#### Listed entries
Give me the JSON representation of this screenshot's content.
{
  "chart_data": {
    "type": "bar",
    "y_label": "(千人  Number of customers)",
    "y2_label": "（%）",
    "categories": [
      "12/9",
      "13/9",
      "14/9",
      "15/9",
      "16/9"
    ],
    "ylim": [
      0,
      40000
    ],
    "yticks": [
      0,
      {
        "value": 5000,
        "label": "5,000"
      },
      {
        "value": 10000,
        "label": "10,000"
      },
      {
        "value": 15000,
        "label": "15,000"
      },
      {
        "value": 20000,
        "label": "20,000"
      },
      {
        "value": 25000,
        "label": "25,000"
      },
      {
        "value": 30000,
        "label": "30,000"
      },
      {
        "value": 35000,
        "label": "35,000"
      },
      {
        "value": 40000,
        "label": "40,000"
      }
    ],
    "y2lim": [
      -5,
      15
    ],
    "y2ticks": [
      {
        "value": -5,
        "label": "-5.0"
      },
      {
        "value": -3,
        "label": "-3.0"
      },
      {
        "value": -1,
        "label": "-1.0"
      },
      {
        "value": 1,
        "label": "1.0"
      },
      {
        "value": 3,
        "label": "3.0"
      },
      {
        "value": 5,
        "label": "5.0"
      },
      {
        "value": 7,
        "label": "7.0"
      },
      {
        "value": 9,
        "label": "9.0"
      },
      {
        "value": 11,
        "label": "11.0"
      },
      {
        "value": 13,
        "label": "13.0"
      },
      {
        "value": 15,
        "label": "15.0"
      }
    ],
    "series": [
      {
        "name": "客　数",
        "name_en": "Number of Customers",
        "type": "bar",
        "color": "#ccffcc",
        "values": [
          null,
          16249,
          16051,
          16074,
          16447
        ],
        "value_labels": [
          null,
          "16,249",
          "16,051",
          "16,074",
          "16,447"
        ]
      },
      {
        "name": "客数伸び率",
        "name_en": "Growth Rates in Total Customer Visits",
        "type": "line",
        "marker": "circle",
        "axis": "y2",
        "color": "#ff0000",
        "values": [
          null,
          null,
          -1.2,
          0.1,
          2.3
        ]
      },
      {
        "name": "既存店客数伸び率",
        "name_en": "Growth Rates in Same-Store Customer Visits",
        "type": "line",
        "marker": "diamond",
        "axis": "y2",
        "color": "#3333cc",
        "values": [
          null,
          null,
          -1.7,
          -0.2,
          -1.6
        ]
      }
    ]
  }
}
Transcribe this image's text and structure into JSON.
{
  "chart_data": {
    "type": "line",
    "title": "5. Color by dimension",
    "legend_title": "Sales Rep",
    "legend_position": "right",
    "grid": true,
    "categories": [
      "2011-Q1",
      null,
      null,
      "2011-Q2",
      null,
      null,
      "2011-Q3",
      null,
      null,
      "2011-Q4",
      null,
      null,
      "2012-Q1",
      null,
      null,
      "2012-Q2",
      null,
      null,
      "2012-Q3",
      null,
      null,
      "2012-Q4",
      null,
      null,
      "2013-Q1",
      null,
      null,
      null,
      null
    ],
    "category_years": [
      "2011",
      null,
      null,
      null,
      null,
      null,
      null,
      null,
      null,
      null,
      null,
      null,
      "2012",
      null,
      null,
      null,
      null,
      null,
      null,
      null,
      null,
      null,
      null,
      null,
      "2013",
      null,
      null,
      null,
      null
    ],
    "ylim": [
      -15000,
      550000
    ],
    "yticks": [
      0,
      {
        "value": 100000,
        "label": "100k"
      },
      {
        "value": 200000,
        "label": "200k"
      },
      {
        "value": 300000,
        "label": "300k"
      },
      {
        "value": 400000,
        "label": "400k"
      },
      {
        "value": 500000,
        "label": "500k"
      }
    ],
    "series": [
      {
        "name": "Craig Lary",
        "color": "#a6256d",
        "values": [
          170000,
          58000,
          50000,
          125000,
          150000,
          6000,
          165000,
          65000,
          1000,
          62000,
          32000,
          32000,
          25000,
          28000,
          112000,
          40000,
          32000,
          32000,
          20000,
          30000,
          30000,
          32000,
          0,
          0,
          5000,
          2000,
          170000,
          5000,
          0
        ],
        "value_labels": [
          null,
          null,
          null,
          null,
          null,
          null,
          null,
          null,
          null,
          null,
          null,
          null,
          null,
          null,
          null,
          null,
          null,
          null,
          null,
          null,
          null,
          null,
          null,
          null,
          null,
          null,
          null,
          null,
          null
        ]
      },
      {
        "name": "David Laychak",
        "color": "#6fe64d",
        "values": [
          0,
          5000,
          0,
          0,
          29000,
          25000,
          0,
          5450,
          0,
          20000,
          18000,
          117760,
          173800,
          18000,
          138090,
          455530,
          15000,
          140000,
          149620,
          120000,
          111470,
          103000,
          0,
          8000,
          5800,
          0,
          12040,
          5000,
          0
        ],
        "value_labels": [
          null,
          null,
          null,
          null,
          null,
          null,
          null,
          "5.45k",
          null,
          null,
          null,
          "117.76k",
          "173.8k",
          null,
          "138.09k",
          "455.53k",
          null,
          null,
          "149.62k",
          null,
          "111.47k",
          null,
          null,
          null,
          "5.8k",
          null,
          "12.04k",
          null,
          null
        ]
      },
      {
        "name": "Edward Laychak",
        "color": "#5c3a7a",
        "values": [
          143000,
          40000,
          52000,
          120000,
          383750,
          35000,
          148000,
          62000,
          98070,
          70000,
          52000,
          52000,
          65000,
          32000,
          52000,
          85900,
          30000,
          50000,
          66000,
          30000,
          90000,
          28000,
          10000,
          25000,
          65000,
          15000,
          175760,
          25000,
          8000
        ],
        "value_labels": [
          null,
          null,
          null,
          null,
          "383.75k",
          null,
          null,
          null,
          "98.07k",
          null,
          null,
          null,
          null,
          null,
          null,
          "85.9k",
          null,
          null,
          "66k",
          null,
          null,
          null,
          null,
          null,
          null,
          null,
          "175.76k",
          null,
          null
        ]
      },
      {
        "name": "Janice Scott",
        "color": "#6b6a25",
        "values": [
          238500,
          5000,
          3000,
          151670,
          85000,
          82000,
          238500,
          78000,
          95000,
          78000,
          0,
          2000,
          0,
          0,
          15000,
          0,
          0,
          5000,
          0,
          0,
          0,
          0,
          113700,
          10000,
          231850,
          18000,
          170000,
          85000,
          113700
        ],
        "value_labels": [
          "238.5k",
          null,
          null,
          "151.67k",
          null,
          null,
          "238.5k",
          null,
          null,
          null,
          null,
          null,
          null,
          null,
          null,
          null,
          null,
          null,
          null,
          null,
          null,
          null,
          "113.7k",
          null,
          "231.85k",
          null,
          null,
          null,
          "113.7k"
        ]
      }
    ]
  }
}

#### Task brief
Extract the full listing and reproduce each line exactly.

#### Correct answer
Give me the JSON representation of this screenshot's content.
{
  "chart_data": {
    "type": "bar",
    "y_label": "(千人  Number of customers)",
    "y2_label": "（%）",
    "categories": [
      "12/9",
      "13/9",
      "14/9",
      "15/9",
      "16/9"
    ],
    "ylim": [
      0,
      40000
    ],
    "yticks": [
      0,
      {
        "value": 5000,
        "label": "5,000"
      },
      {
        "value": 10000,
        "label": "10,000"
      },
      {
        "value": 15000,
        "label": "15,000"
      },
      {
        "value": 20000,
        "label": "20,000"
      },
      {
        "value": 25000,
        "label": "25,000"
      },
      {
        "value": 30000,
        "label": "30,000"
      },
      {
        "value": 35000,
        "label": "35,000"
      },
      {
        "value": 40000,
        "label": "40,000"
      }
    ],
    "y2lim": [
      -5,
      15
    ],
    "y2ticks": [
      {
        "value": -5,
        "label": "-5.0"
      },
      {
        "value": -3,
        "label": "-3.0"
      },
      {
        "value": -1,
        "label": "-1.0"
      },
      {
        "value": 1,
        "label": "1.0"
      },
      {
        "value": 3,
        "label": "3.0"
      },
      {
        "value": 5,
        "label": "5.0"
      },
      {
        "value": 7,
        "label": "7.0"
      },
      {
        "value": 9,
        "label": "9.0"
      },
      {
        "value": 11,
        "label": "11.0"
      },
      {
        "value": 13,
        "label": "13.0"
      },
      {
        "value": 15,
        "label": "15.0"
      }
    ],
    "series": [
      {
        "name": "客　数",
        "name_en": "Number of Customers",
        "type": "bar",
        "color": "#ccffcc",
        "values": [
          null,
          16249,
          16051,
          16074,
          16447
        ],
        "value_labels": [
          null,
          "16,249",
          "16,051",
          "16,074",
          "16,447"
        ]
      },
      {
        "name": "客数伸び率",
        "name_en": "Growth Rates in Total Customer Visits",
        "type": "line",
        "marker": "circle",
        "axis": "y2",
        "color": "#ff0000",
        "values": [
          null,
          null,
          -1.2,
          0.1,
          2.3
        ]
      },
      {
        "name": "既存店客数伸び率",
        "name_en": "Growth Rates in Same-Store Customer Visits",
        "type": "line",
        "marker": "diamond",
        "axis": "y2",
        "color": "#3333cc",
        "values": [
          null,
          null,
          -1.7,
          -0.2,
          -1.6
        ]
      }
    ]
  }
}
Transcribe this image's text and structure into JSON.
{
  "chart_data": {
    "type": "line",
    "title": "5. Color by dimension",
    "legend_title": "Sales Rep",
    "legend_position": "right",
    "grid": true,
    "categories": [
      "2011-Q1",
      null,
      null,
      "2011-Q2",
      null,
      null,
      "2011-Q3",
      null,
      null,
      "2011-Q4",
      null,
      null,
      "2012-Q1",
      null,
      null,
      "2012-Q2",
      null,
      null,
      "2012-Q3",
      null,
      null,
      "2012-Q4",
      null,
      null,
      "2013-Q1",
      null,
      null,
      null,
      null
    ],
    "category_years": [
      "2011",
      null,
      null,
      null,
      null,
      null,
      null,
      null,
      null,
      null,
      null,
      null,
      "2012",
      null,
      null,
      null,
      null,
      null,
      null,
      null,
      null,
      null,
      null,
      null,
      "2013",
      null,
      null,
      null,
      null
    ],
    "ylim": [
      -15000,
      550000
    ],
    "yticks": [
      0,
      {
        "value": 100000,
        "label": "100k"
      },
      {
        "value": 200000,
        "label": "200k"
      },
      {
        "value": 300000,
        "label": "300k"
      },
      {
        "value": 400000,
        "label": "400k"
      },
      {
        "value": 500000,
        "label": "500k"
      }
    ],
    "series": [
      {
        "name": "Craig Lary",
        "color": "#a6256d",
        "values": [
          170000,
          58000,
          50000,
          125000,
          150000,
          6000,
          165000,
          65000,
          1000,
          62000,
          32000,
          32000,
          25000,
          28000,
          112000,
          40000,
          32000,
          32000,
          20000,
          30000,
          30000,
          32000,
          0,
          0,
          5000,
          2000,
          170000,
          5000,
          0
        ],
        "value_labels": [
          null,
          null,
          null,
          null,
          null,
          null,
          null,
          null,
          null,
          null,
          null,
          null,
          null,
          null,
          null,
          null,
          null,
          null,
          null,
          null,
          null,
          null,
          null,
          null,
          null,
          null,
          null,
          null,
          null
        ]
      },
      {
        "name": "David Laychak",
        "color": "#6fe64d",
        "values": [
          0,
          5000,
          0,
          0,
          29000,
          25000,
          0,
          5450,
          0,
          20000,
          18000,
          117760,
          173800,
          18000,
          138090,
          455530,
          15000,
          140000,
          149620,
          120000,
          111470,
          103000,
          0,
          8000,
          5800,
          0,
          12040,
          5000,
          0
        ],
        "value_labels": [
          null,
          null,
          null,
          null,
          null,
          null,
          null,
          "5.45k",
          null,
          null,
          null,
          "117.76k",
          "173.8k",
          null,
          "138.09k",
          "455.53k",
          null,
          null,
          "149.62k",
          null,
          "111.47k",
          null,
          null,
          null,
          "5.8k",
          null,
          "12.04k",
          null,
          null
        ]
      },
      {
        "name": "Edward Laychak",
        "color": "#5c3a7a",
        "values": [
          143000,
          40000,
          52000,
          120000,
          383750,
          35000,
          148000,
          62000,
          98070,
          70000,
          52000,
          52000,
          65000,
          32000,
          52000,
          85900,
          30000,
          50000,
          66000,
          30000,
          90000,
          28000,
          10000,
          25000,
          65000,
          15000,
          175760,
          25000,
          8000
        ],
        "value_labels": [
          null,
          null,
          null,
          null,
          "383.75k",
          null,
          null,
          null,
          "98.07k",
          null,
          null,
          null,
          null,
          null,
          null,
          "85.9k",
          null,
          null,
          "66k",
          null,
          null,
          null,
          null,
          null,
          null,
          null,
          "175.76k",
          null,
          null
        ]
      },
      {
        "name": "Janice Scott",
        "color": "#6b6a25",
        "values": [
          238500,
          5000,
          3000,
          151670,
          85000,
          82000,
          238500,
          78000,
          95000,
          78000,
          0,
          2000,
          0,
          0,
          15000,
          0,
          0,
          5000,
          0,
          0,
          0,
          0,
          113700,
          10000,
          231850,
          18000,
          170000,
          85000,
          113700
        ],
        "value_labels": [
          "238.5k",
          null,
          null,
          "151.67k",
          null,
          null,
          "238.5k",
          null,
          null,
          null,
          null,
          null,
          null,
          null,
          null,
          null,
          null,
          null,
          null,
          null,
          null,
          null,
          "113.7k",
          null,
          "231.85k",
          null,
          null,
          null,
          "113.7k"
        ]
      }
    ]
  }
}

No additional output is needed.